TO BE DONE
Copy the full set of lines exactly as given.

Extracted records
◆ ◆ ◆ ◆

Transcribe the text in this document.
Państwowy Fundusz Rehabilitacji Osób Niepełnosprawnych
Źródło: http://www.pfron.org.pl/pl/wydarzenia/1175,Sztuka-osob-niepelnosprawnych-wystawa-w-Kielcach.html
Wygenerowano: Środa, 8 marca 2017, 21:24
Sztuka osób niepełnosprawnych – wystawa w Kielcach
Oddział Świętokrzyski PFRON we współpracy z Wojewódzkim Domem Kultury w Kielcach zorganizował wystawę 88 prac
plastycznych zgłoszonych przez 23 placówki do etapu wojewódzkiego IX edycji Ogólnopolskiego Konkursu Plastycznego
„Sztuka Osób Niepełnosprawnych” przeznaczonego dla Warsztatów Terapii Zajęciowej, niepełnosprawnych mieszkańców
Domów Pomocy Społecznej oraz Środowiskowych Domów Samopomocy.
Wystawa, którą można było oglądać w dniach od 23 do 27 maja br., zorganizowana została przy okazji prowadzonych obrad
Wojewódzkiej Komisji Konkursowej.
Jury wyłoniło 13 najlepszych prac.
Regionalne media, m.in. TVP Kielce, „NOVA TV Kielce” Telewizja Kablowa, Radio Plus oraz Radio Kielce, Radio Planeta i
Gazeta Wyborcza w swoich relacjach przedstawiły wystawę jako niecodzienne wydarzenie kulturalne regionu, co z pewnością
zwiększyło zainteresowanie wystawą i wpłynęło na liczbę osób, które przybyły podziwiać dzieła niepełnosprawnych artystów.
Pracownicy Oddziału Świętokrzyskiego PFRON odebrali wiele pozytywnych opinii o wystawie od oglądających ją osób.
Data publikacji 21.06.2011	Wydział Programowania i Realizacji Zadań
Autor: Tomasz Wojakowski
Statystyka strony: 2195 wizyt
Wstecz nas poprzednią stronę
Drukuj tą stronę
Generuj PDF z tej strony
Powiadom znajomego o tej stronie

◆ ◆ ◆ ◆

RESULT FOR THIS TASK
Transcribe the text in this document.
Państwowy Fundusz Rehabilitacji Osób Niepełnosprawnych
Źródło: http://www.pfron.org.pl/pl/wydarzenia/1175,Sztuka-osob-niepelnosprawnych-wystawa-w-Kielcach.html
Wygenerowano: Środa, 8 marca 2017, 21:24
Sztuka osób niepełnosprawnych – wystawa w Kielcach
Oddział Świętokrzyski PFRON we współpracy z Wojewódzkim Domem Kultury w Kielcach zorganizował wystawę 88 prac
plastycznych zgłoszonych przez 23 placówki do etapu wojewódzkiego IX edycji Ogólnopolskiego Konkursu Plastycznego
„Sztuka Osób Niepełnosprawnych” przeznaczonego dla Warsztatów Terapii Zajęciowej, niepełnosprawnych mieszkańców
Domów Pomocy Społecznej oraz Środowiskowych Domów Samopomocy.
Wystawa, którą można było oglądać w dniach od 23 do 27 maja br., zorganizowana została przy okazji prowadzonych obrad
Wojewódzkiej Komisji Konkursowej.
Jury wyłoniło 13 najlepszych prac.
Regionalne media, m.in. TVP Kielce, „NOVA TV Kielce” Telewizja Kablowa, Radio Plus oraz Radio Kielce, Radio Planeta i
Gazeta Wyborcza w swoich relacjach przedstawiły wystawę jako niecodzienne wydarzenie kulturalne regionu, co z pewnością
zwiększyło zainteresowanie wystawą i wpłynęło na liczbę osób, które przybyły podziwiać dzieła niepełnosprawnych artystów.
Pracownicy Oddziału Świętokrzyskiego PFRON odebrali wiele pozytywnych opinii o wystawie od oglądających ją osób.
Data publikacji 21.06.2011	Wydział Programowania i Realizacji Zadań
Autor: Tomasz Wojakowski
Statystyka strony: 2195 wizyt
Wstecz nas poprzednią stronę
Drukuj tą stronę
Generuj PDF z tej strony
Powiadom znajomego o tej stronie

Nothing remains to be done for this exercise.